YOUR OBJECTIVE: Copy out the lines that include the word "Nature".

─── DATA SUPPLIED

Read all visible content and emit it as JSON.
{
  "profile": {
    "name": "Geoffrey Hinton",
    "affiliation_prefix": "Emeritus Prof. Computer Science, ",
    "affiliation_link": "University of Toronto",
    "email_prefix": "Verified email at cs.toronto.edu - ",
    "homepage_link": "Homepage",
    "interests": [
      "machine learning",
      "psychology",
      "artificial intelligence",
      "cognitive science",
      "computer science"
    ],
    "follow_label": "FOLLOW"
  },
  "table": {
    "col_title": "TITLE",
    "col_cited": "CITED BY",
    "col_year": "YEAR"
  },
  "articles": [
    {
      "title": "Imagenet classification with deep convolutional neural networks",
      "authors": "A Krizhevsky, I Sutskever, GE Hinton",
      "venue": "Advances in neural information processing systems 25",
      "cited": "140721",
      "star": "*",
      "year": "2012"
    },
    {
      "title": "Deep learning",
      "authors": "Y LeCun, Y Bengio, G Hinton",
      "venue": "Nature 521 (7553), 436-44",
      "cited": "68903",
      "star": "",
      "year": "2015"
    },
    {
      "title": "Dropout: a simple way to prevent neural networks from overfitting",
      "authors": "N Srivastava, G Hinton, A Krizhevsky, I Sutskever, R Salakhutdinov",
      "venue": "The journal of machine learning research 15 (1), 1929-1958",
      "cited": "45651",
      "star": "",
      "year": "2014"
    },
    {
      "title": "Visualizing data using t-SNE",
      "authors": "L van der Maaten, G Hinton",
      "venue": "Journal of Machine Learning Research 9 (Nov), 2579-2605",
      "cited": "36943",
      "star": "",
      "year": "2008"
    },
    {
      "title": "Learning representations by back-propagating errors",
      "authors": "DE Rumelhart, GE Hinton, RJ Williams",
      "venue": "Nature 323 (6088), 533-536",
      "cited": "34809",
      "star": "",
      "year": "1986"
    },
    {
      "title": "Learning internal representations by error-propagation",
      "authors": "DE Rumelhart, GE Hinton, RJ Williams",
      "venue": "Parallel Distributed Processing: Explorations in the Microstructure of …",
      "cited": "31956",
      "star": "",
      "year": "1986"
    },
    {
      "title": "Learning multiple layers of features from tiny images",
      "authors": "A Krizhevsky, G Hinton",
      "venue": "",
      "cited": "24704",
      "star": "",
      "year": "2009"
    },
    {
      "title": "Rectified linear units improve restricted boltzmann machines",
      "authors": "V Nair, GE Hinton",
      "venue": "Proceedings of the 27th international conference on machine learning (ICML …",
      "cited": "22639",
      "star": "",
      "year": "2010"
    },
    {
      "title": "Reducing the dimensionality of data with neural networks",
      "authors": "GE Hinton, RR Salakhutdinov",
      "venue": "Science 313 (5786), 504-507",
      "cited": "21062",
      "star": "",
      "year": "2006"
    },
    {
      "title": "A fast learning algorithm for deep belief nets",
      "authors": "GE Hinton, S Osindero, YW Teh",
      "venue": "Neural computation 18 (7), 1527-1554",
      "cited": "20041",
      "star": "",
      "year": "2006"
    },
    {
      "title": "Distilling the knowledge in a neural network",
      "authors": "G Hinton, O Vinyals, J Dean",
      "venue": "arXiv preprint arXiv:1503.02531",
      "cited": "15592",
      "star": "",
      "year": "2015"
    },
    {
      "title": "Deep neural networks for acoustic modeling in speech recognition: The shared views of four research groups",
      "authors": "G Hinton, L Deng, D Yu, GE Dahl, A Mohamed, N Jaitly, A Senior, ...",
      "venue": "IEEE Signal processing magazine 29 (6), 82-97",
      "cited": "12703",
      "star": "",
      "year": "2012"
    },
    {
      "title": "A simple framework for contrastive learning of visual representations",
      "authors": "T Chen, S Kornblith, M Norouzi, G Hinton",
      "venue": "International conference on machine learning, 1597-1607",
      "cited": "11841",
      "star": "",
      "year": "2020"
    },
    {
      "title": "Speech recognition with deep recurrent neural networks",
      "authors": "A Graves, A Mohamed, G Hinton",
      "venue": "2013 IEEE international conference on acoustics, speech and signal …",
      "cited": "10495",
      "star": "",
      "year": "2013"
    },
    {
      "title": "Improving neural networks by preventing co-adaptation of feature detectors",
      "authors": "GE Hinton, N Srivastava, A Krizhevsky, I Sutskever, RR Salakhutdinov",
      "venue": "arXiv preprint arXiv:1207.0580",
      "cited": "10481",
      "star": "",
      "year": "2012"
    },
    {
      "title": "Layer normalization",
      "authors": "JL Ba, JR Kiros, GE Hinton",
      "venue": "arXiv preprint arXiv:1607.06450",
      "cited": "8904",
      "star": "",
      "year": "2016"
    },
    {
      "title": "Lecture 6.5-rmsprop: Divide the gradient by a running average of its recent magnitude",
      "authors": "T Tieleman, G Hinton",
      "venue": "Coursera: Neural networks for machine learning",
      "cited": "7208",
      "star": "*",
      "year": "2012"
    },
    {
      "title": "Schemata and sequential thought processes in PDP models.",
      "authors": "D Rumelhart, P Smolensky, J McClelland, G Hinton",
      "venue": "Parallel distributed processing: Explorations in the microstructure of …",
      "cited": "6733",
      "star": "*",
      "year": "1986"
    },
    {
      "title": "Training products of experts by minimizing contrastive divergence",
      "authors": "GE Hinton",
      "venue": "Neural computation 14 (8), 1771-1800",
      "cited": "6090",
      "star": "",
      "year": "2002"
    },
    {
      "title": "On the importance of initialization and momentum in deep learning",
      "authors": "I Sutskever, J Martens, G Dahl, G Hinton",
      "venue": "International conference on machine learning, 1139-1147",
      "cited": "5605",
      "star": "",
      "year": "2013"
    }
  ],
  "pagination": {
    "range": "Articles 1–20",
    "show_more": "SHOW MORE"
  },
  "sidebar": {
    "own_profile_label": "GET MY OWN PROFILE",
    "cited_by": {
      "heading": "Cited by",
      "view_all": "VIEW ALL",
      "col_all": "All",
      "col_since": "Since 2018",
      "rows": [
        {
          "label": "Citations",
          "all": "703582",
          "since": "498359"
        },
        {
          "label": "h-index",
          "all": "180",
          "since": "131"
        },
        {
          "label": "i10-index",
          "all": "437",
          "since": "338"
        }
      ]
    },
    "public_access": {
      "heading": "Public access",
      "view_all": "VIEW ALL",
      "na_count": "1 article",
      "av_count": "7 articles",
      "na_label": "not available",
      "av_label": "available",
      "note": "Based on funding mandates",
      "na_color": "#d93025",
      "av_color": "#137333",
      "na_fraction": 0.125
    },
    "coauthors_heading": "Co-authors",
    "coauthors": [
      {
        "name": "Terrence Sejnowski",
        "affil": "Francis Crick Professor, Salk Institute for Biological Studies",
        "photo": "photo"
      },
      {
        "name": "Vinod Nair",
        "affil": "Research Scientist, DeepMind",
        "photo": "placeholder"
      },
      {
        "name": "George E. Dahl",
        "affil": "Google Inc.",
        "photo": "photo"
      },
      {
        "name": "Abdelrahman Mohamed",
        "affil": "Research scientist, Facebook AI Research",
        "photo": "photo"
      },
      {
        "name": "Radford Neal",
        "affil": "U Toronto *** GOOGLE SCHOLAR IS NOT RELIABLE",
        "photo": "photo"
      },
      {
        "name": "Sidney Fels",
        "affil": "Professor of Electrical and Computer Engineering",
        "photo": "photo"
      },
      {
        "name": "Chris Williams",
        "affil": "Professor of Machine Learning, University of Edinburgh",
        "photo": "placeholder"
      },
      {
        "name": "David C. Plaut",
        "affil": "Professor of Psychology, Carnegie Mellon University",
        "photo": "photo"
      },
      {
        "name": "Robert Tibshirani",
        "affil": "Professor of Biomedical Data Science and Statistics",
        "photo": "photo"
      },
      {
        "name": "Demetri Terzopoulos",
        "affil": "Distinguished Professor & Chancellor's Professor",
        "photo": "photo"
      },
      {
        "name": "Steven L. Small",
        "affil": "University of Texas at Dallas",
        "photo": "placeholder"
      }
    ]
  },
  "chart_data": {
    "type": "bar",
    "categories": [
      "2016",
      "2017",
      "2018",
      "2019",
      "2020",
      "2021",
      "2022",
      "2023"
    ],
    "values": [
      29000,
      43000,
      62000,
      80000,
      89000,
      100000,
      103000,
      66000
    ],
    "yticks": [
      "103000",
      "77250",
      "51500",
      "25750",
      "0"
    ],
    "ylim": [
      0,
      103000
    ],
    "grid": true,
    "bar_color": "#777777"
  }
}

──────

RESPONSE:
      "venue": "Nature 521 (7553), 436-44",
      "venue": "Nature 323 (6088), 533-536",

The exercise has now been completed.